Saved entries

-=-=-

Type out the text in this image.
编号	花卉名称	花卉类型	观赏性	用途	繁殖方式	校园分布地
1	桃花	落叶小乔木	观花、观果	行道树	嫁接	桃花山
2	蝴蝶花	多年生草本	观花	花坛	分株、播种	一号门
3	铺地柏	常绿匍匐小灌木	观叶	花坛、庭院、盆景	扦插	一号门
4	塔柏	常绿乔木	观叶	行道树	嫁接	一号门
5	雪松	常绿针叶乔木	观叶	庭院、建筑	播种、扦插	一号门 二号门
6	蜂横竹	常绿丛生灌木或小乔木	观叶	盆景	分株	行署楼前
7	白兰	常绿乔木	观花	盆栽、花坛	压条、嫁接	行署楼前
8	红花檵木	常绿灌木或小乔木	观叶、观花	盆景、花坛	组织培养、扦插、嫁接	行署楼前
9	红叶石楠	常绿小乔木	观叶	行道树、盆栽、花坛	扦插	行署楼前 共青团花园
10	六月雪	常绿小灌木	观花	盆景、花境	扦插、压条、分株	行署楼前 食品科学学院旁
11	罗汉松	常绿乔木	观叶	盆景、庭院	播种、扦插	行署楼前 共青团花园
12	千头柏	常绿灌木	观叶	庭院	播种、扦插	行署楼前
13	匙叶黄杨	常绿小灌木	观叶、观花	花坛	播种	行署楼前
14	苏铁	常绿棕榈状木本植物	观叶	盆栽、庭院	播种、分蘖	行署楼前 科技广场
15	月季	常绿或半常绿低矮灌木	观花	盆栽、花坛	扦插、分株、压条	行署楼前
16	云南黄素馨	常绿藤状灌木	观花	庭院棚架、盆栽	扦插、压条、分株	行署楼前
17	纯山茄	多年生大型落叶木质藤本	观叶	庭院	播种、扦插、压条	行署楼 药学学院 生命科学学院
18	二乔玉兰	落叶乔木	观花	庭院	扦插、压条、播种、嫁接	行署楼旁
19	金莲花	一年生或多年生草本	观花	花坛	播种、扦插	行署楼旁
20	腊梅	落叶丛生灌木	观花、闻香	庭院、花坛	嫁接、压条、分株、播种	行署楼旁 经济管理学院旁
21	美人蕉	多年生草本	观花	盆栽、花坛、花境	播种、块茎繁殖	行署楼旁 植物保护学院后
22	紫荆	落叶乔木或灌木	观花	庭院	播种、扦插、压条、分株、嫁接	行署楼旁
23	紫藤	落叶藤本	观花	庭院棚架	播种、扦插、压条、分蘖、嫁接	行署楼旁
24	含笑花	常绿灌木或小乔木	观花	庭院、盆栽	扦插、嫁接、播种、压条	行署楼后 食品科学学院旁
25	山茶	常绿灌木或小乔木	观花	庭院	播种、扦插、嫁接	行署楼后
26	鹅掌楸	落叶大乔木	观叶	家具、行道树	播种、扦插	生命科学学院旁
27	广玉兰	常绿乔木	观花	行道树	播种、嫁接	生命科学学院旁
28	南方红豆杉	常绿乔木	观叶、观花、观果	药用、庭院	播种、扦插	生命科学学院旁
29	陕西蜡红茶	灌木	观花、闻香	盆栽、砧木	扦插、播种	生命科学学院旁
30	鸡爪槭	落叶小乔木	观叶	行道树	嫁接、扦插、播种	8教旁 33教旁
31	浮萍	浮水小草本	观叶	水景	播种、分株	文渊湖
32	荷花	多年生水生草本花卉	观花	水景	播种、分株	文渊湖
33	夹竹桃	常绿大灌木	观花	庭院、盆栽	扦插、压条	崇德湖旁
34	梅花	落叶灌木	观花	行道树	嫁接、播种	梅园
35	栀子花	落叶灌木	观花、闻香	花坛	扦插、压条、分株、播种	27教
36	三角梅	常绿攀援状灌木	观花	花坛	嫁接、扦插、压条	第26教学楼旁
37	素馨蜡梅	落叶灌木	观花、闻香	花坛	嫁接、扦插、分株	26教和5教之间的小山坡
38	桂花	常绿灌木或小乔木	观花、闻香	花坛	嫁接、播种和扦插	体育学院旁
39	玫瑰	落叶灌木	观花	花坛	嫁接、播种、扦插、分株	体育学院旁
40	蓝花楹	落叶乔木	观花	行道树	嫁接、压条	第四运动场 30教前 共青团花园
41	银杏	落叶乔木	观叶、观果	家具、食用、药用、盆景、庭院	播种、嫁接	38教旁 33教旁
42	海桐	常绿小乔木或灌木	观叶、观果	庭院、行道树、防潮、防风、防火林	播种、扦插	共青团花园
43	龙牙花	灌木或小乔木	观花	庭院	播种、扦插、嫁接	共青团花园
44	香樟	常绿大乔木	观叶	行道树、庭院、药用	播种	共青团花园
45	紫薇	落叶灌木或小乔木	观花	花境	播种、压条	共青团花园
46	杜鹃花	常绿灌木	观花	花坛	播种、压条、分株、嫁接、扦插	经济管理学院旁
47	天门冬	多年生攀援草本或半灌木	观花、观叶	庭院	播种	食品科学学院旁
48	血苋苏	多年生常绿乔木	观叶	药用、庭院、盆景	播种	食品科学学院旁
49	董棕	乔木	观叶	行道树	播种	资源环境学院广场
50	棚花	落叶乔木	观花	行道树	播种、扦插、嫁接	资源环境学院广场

-=-=-

WHAT YOU ARE ASKED TO DO:
Go through the entries and repeat each one exactly.

ANSWER TO THE EXERCISE:
Type out the text in this image.
编号	花卉名称	花卉类型	观赏性	用途	繁殖方式	校园分布地
1	桃花	落叶小乔木	观花、观果	行道树	嫁接	桃花山
2	蝴蝶花	多年生草本	观花	花坛	分株、播种	一号门
3	铺地柏	常绿匍匐小灌木	观叶	花坛、庭院、盆景	扦插	一号门
4	塔柏	常绿乔木	观叶	行道树	嫁接	一号门
5	雪松	常绿针叶乔木	观叶	庭院、建筑	播种、扦插	一号门 二号门
6	蜂横竹	常绿丛生灌木或小乔木	观叶	盆景	分株	行署楼前
7	白兰	常绿乔木	观花	盆栽、花坛	压条、嫁接	行署楼前
8	红花檵木	常绿灌木或小乔木	观叶、观花	盆景、花坛	组织培养、扦插、嫁接	行署楼前
9	红叶石楠	常绿小乔木	观叶	行道树、盆栽、花坛	扦插	行署楼前 共青团花园
10	六月雪	常绿小灌木	观花	盆景、花境	扦插、压条、分株	行署楼前 食品科学学院旁
11	罗汉松	常绿乔木	观叶	盆景、庭院	播种、扦插	行署楼前 共青团花园
12	千头柏	常绿灌木	观叶	庭院	播种、扦插	行署楼前
13	匙叶黄杨	常绿小灌木	观叶、观花	花坛	播种	行署楼前
14	苏铁	常绿棕榈状木本植物	观叶	盆栽、庭院	播种、分蘖	行署楼前 科技广场
15	月季	常绿或半常绿低矮灌木	观花	盆栽、花坛	扦插、分株、压条	行署楼前
16	云南黄素馨	常绿藤状灌木	观花	庭院棚架、盆栽	扦插、压条、分株	行署楼前
17	纯山茄	多年生大型落叶木质藤本	观叶	庭院	播种、扦插、压条	行署楼 药学学院 生命科学学院
18	二乔玉兰	落叶乔木	观花	庭院	扦插、压条、播种、嫁接	行署楼旁
19	金莲花	一年生或多年生草本	观花	花坛	播种、扦插	行署楼旁
20	腊梅	落叶丛生灌木	观花、闻香	庭院、花坛	嫁接、压条、分株、播种	行署楼旁 经济管理学院旁
21	美人蕉	多年生草本	观花	盆栽、花坛、花境	播种、块茎繁殖	行署楼旁 植物保护学院后
22	紫荆	落叶乔木或灌木	观花	庭院	播种、扦插、压条、分株、嫁接	行署楼旁
23	紫藤	落叶藤本	观花	庭院棚架	播种、扦插、压条、分蘖、嫁接	行署楼旁
24	含笑花	常绿灌木或小乔木	观花	庭院、盆栽	扦插、嫁接、播种、压条	行署楼后 食品科学学院旁
25	山茶	常绿灌木或小乔木	观花	庭院	播种、扦插、嫁接	行署楼后
26	鹅掌楸	落叶大乔木	观叶	家具、行道树	播种、扦插	生命科学学院旁
27	广玉兰	常绿乔木	观花	行道树	播种、嫁接	生命科学学院旁
28	南方红豆杉	常绿乔木	观叶、观花、观果	药用、庭院	播种、扦插	生命科学学院旁
29	陕西蜡红茶	灌木	观花、闻香	盆栽、砧木	扦插、播种	生命科学学院旁
30	鸡爪槭	落叶小乔木	观叶	行道树	嫁接、扦插、播种	8教旁 33教旁
31	浮萍	浮水小草本	观叶	水景	播种、分株	文渊湖
32	荷花	多年生水生草本花卉	观花	水景	播种、分株	文渊湖
33	夹竹桃	常绿大灌木	观花	庭院、盆栽	扦插、压条	崇德湖旁
34	梅花	落叶灌木	观花	行道树	嫁接、播种	梅园
35	栀子花	落叶灌木	观花、闻香	花坛	扦插、压条、分株、播种	27教
36	三角梅	常绿攀援状灌木	观花	花坛	嫁接、扦插、压条	第26教学楼旁
37	素馨蜡梅	落叶灌木	观花、闻香	花坛	嫁接、扦插、分株	26教和5教之间的小山坡
38	桂花	常绿灌木或小乔木	观花、闻香	花坛	嫁接、播种和扦插	体育学院旁
39	玫瑰	落叶灌木	观花	花坛	嫁接、播种、扦插、分株	体育学院旁
40	蓝花楹	落叶乔木	观花	行道树	嫁接、压条	第四运动场 30教前 共青团花园
41	银杏	落叶乔木	观叶、观果	家具、食用、药用、盆景、庭院	播种、嫁接	38教旁 33教旁
42	海桐	常绿小乔木或灌木	观叶、观果	庭院、行道树、防潮、防风、防火林	播种、扦插	共青团花园
43	龙牙花	灌木或小乔木	观花	庭院	播种、扦插、嫁接	共青团花园
44	香樟	常绿大乔木	观叶	行道树、庭院、药用	播种	共青团花园
45	紫薇	落叶灌木或小乔木	观花	花境	播种、压条	共青团花园
46	杜鹃花	常绿灌木	观花	花坛	播种、压条、分株、嫁接、扦插	经济管理学院旁
47	天门冬	多年生攀援草本或半灌木	观花、观叶	庭院	播种	食品科学学院旁
48	血苋苏	多年生常绿乔木	观叶	药用、庭院、盆景	播种	食品科学学院旁
49	董棕	乔木	观叶	行道树	播种	资源环境学院广场
50	棚花	落叶乔木	观花	行道树	播种、扦插、嫁接	资源环境学院广场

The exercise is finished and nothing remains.